Stated problem
Transcribe all the entries word for word, but omit the images.
--- start Data supplied ---
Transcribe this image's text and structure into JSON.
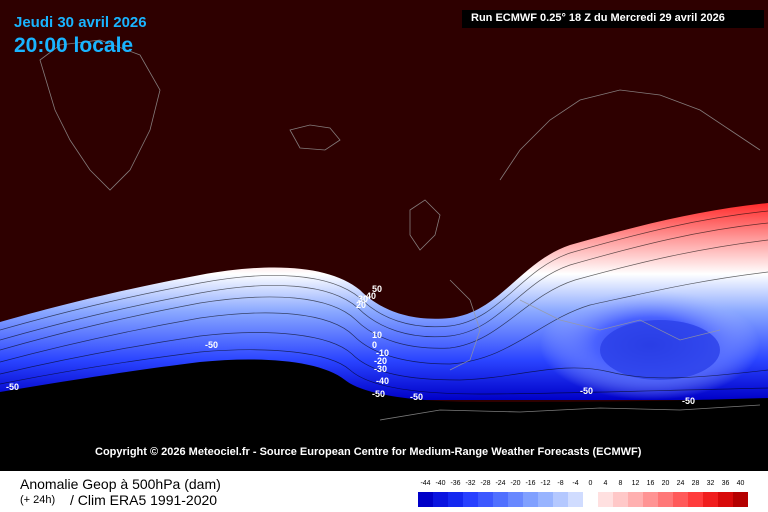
{
  "header": {
    "date": "Jeudi 30 avril 2026",
    "time": "20:00 locale",
    "run": "Run ECMWF 0.25° 18 Z du Mercredi 29 avril 2026"
  },
  "copyright": "Copyright © 2026 Meteociel.fr - Source European Centre for Medium-Range Weather Forecasts (ECMWF)",
  "legend": {
    "title": "Anomalie Geop à 500hPa (dam)",
    "lead": "(+ 24h)",
    "clim": "/ Clim ERA5 1991-2020",
    "ticks": [
      "-44",
      "-40",
      "-36",
      "-32",
      "-28",
      "-24",
      "-20",
      "-16",
      "-12",
      "-8",
      "-4",
      "0",
      "4",
      "8",
      "12",
      "16",
      "20",
      "24",
      "28",
      "32",
      "36",
      "40"
    ],
    "colors": [
      "#0000c8",
      "#0a14e0",
      "#1428f0",
      "#2840ff",
      "#3c58ff",
      "#5070ff",
      "#6888ff",
      "#80a0ff",
      "#98b4ff",
      "#b4c8ff",
      "#d0dcff",
      "#ffffff",
      "#ffe0e0",
      "#ffc8c8",
      "#ffb0b0",
      "#ff9494",
      "#ff7878",
      "#ff5a5a",
      "#ff3c3c",
      "#f01e1e",
      "#d80a0a",
      "#b40000"
    ]
  },
  "map": {
    "background_color": "#2e0000",
    "south_color": "#000000",
    "contour_labels": [
      "50",
      "40",
      "30",
      "20",
      "10",
      "0",
      "-10",
      "-20",
      "-30",
      "-40",
      "-50",
      "-50",
      "-50",
      "-50",
      "-50",
      "-50"
    ]
  }
}
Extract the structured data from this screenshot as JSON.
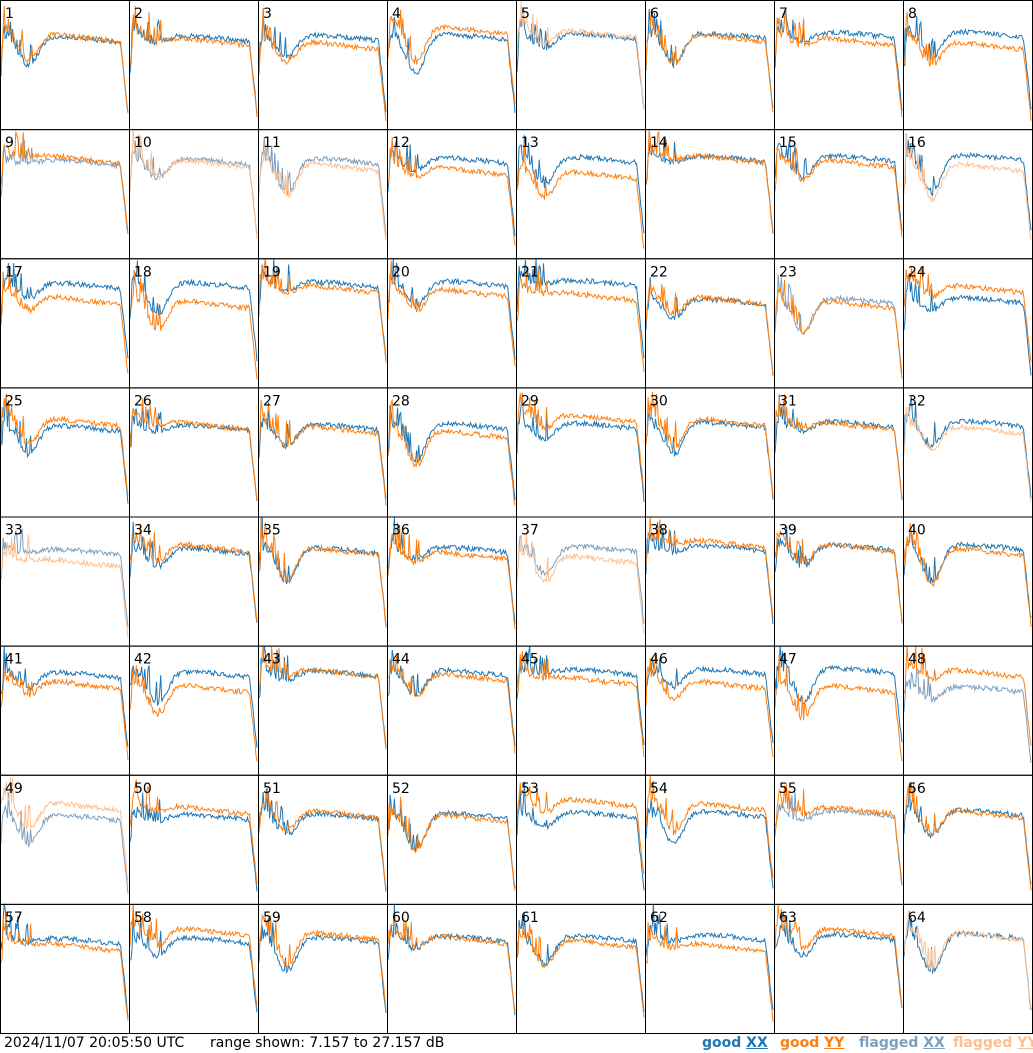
{
  "chart_data": {
    "type": "line",
    "layout": "8x8 grid of small multiples",
    "panels": [
      "1",
      "2",
      "3",
      "4",
      "5",
      "6",
      "7",
      "8",
      "9",
      "10",
      "11",
      "12",
      "13",
      "14",
      "15",
      "16",
      "17",
      "18",
      "19",
      "20",
      "21",
      "22",
      "23",
      "24",
      "25",
      "26",
      "27",
      "28",
      "29",
      "30",
      "31",
      "32",
      "33",
      "34",
      "35",
      "36",
      "37",
      "38",
      "39",
      "40",
      "41",
      "42",
      "43",
      "44",
      "45",
      "46",
      "47",
      "48",
      "49",
      "50",
      "51",
      "52",
      "53",
      "54",
      "55",
      "56",
      "57",
      "58",
      "59",
      "60",
      "61",
      "62",
      "63",
      "64"
    ],
    "ylim": [
      7.157,
      27.157
    ],
    "yunit": "dB",
    "series": [
      {
        "name": "good XX",
        "color": "#1f77b4"
      },
      {
        "name": "good YY",
        "color": "#ff7f0e"
      },
      {
        "name": "flagged XX",
        "color": "#7f9fbf"
      },
      {
        "name": "flagged YY",
        "color": "#ffbf8f"
      }
    ],
    "legend_position": "bottom-right",
    "grid": false,
    "flagged_xx_panels": [
      "9",
      "10",
      "11",
      "23",
      "33",
      "37",
      "48",
      "49",
      "55"
    ],
    "flagged_yy_panels": [
      "5",
      "10",
      "11",
      "16",
      "32",
      "33",
      "37",
      "49",
      "64"
    ]
  },
  "footer": {
    "timestamp": "2024/11/07 20:05:50 UTC",
    "range_text": "range shown: 7.157 to 27.157 dB"
  },
  "legend": {
    "good_xx": {
      "word": "good",
      "pol": "XX",
      "color": "#1f77b4"
    },
    "good_yy": {
      "word": "good",
      "pol": "YY",
      "color": "#ff7f0e"
    },
    "flagged_xx": {
      "word": "flagged",
      "pol": "XX",
      "color": "#7f9fbf"
    },
    "flagged_yy": {
      "word": "flagged",
      "pol": "YY",
      "color": "#ffbf8f"
    }
  }
}
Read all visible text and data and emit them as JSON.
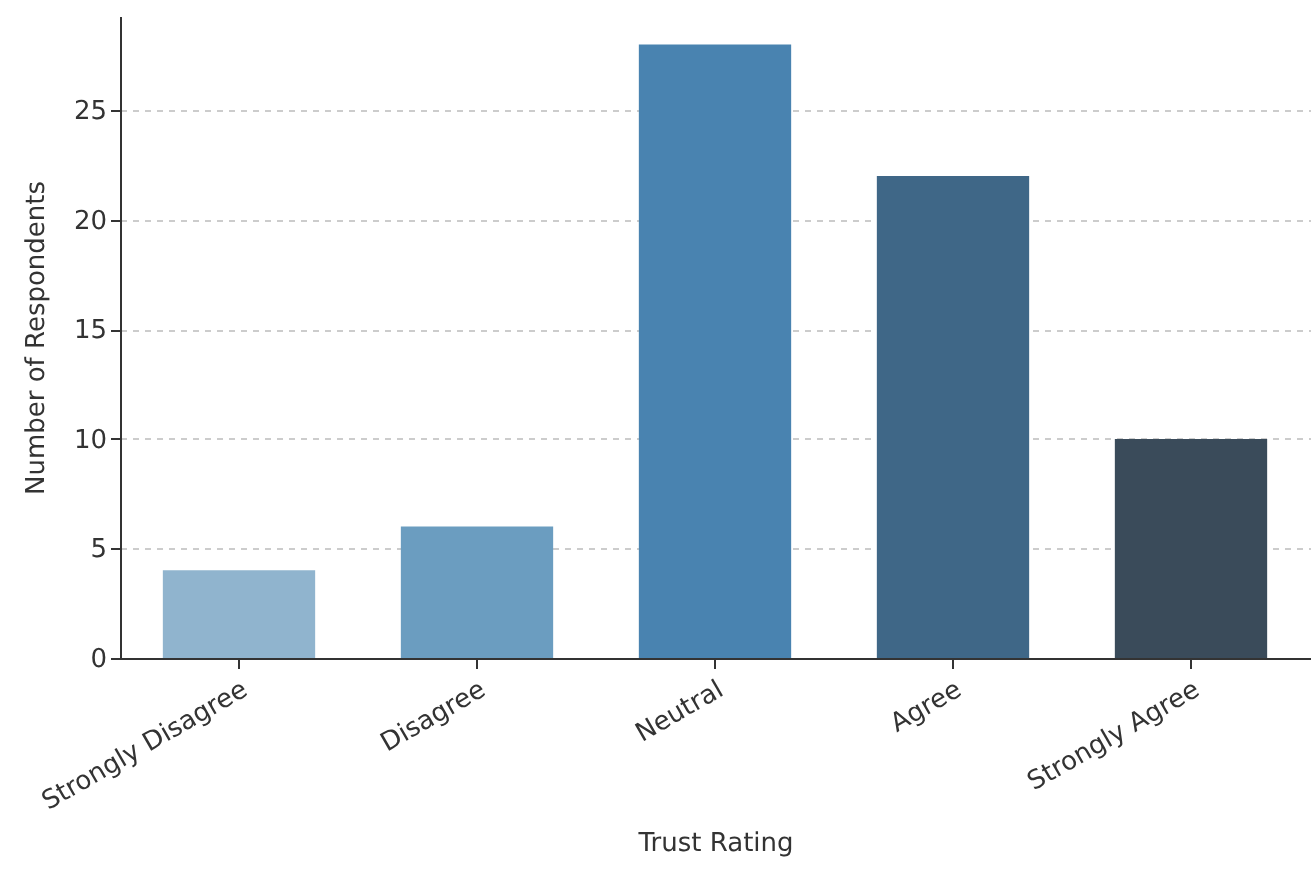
{
  "chart_data": {
    "type": "bar",
    "xlabel": "Trust Rating",
    "ylabel": "Number of Respondents",
    "categories": [
      "Strongly Disagree",
      "Disagree",
      "Neutral",
      "Agree",
      "Strongly Agree"
    ],
    "values": [
      4,
      6,
      28,
      22,
      10
    ],
    "colors": [
      "#90b4ce",
      "#6b9dc0",
      "#4983b0",
      "#3f6787",
      "#3a4b5a"
    ],
    "ylim": [
      0,
      29.3
    ],
    "yticks": [
      0,
      5,
      10,
      15,
      20,
      25
    ],
    "grid": "y"
  }
}
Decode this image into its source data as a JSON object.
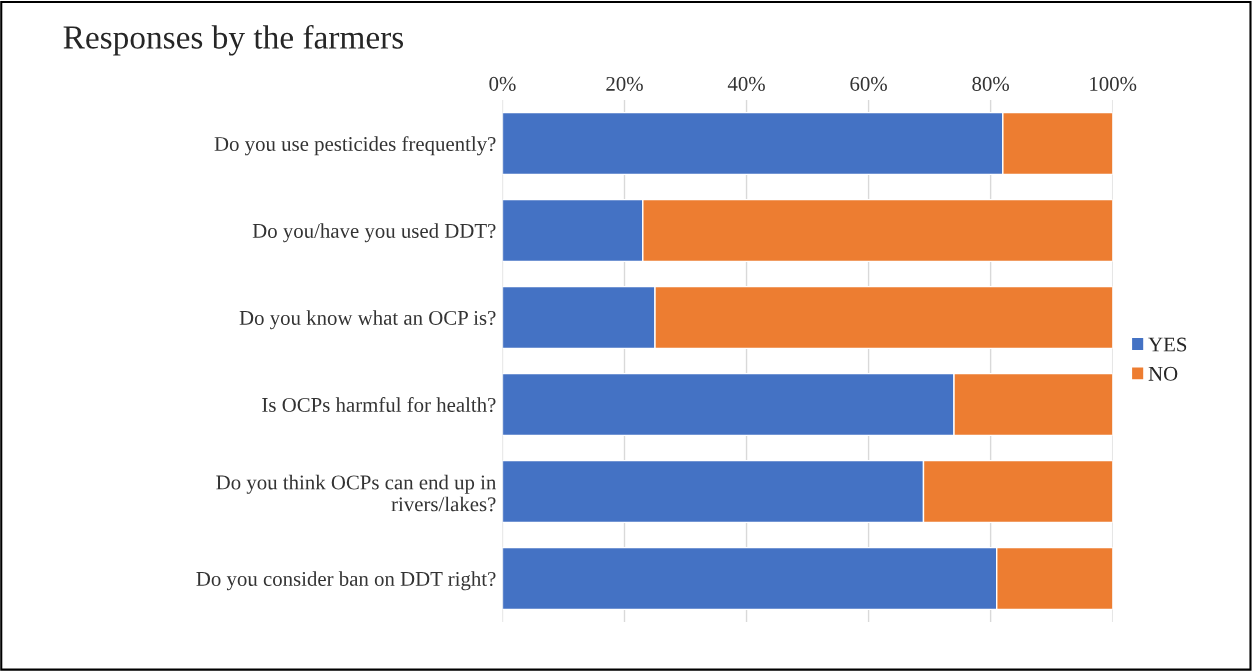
--- end Data supplied ---
Finished exercise
Transcribe this image's text and structure into JSON.
{
  "header": {
    "date": "Jeudi 30 avril 2026",
    "time": "20:00 locale",
    "run": "Run ECMWF 0.25° 18 Z du Mercredi 29 avril 2026"
  },
  "copyright": "Copyright © 2026 Meteociel.fr - Source European Centre for Medium-Range Weather Forecasts (ECMWF)",
  "legend": {
    "title": "Anomalie Geop à 500hPa (dam)",
    "lead": "(+ 24h)",
    "clim": "/ Clim ERA5 1991-2020",
    "ticks": [
      "-44",
      "-40",
      "-36",
      "-32",
      "-28",
      "-24",
      "-20",
      "-16",
      "-12",
      "-8",
      "-4",
      "0",
      "4",
      "8",
      "12",
      "16",
      "20",
      "24",
      "28",
      "32",
      "36",
      "40"
    ],
    "colors": [
      "#0000c8",
      "#0a14e0",
      "#1428f0",
      "#2840ff",
      "#3c58ff",
      "#5070ff",
      "#6888ff",
      "#80a0ff",
      "#98b4ff",
      "#b4c8ff",
      "#d0dcff",
      "#ffffff",
      "#ffe0e0",
      "#ffc8c8",
      "#ffb0b0",
      "#ff9494",
      "#ff7878",
      "#ff5a5a",
      "#ff3c3c",
      "#f01e1e",
      "#d80a0a",
      "#b40000"
    ]
  },
  "map": {
    "background_color": "#2e0000",
    "south_color": "#000000",
    "contour_labels": [
      "50",
      "40",
      "30",
      "20",
      "10",
      "0",
      "-10",
      "-20",
      "-30",
      "-40",
      "-50",
      "-50",
      "-50",
      "-50",
      "-50",
      "-50"
    ]
  }
}
Extract the structured data from this screenshot as JSON.
{
  "chart_data": {
    "type": "line",
    "layout": "8x8 grid of small multiples",
    "panels": [
      "1",
      "2",
      "3",
      "4",
      "5",
      "6",
      "7",
      "8",
      "9",
      "10",
      "11",
      "12",
      "13",
      "14",
      "15",
      "16",
      "17",
      "18",
      "19",
      "20",
      "21",
      "22",
      "23",
      "24",
      "25",
      "26",
      "27",
      "28",
      "29",
      "30",
      "31",
      "32",
      "33",
      "34",
      "35",
      "36",
      "37",
      "38",
      "39",
      "40",
      "41",
      "42",
      "43",
      "44",
      "45",
      "46",
      "47",
      "48",
      "49",
      "50",
      "51",
      "52",
      "53",
      "54",
      "55",
      "56",
      "57",
      "58",
      "59",
      "60",
      "61",
      "62",
      "63",
      "64"
    ],
    "ylim": [
      7.157,
      27.157
    ],
    "yunit": "dB",
    "series": [
      {
        "name": "good XX",
        "color": "#1f77b4"
      },
      {
        "name": "good YY",
        "color": "#ff7f0e"
      },
      {
        "name": "flagged XX",
        "color": "#7f9fbf"
      },
      {
        "name": "flagged YY",
        "color": "#ffbf8f"
      }
    ],
    "legend_position": "bottom-right",
    "grid": false,
    "flagged_xx_panels": [
      "9",
      "10",
      "11",
      "23",
      "33",
      "37",
      "48",
      "49",
      "55"
    ],
    "flagged_yy_panels": [
      "5",
      "10",
      "11",
      "16",
      "32",
      "33",
      "37",
      "49",
      "64"
    ]
  },
  "footer": {
    "timestamp": "2024/11/07 20:05:50 UTC",
    "range_text": "range shown: 7.157 to 27.157 dB"
  },
  "legend": {
    "good_xx": {
      "word": "good",
      "pol": "XX",
      "color": "#1f77b4"
    },
    "good_yy": {
      "word": "good",
      "pol": "YY",
      "color": "#ff7f0e"
    },
    "flagged_xx": {
      "word": "flagged",
      "pol": "XX",
      "color": "#7f9fbf"
    },
    "flagged_yy": {
      "word": "flagged",
      "pol": "YY",
      "color": "#ffbf8f"
    }
  }
}
Read all visible text and data and emit them as JSON.
{
  "chart_data": {
    "type": "bar",
    "xlabel": "Trust Rating",
    "ylabel": "Number of Respondents",
    "categories": [
      "Strongly Disagree",
      "Disagree",
      "Neutral",
      "Agree",
      "Strongly Agree"
    ],
    "values": [
      4,
      6,
      28,
      22,
      10
    ],
    "colors": [
      "#90b4ce",
      "#6b9dc0",
      "#4983b0",
      "#3f6787",
      "#3a4b5a"
    ],
    "ylim": [
      0,
      29.3
    ],
    "yticks": [
      0,
      5,
      10,
      15,
      20,
      25
    ],
    "grid": "y"
  }
}
Decode this image into its source data as a JSON object.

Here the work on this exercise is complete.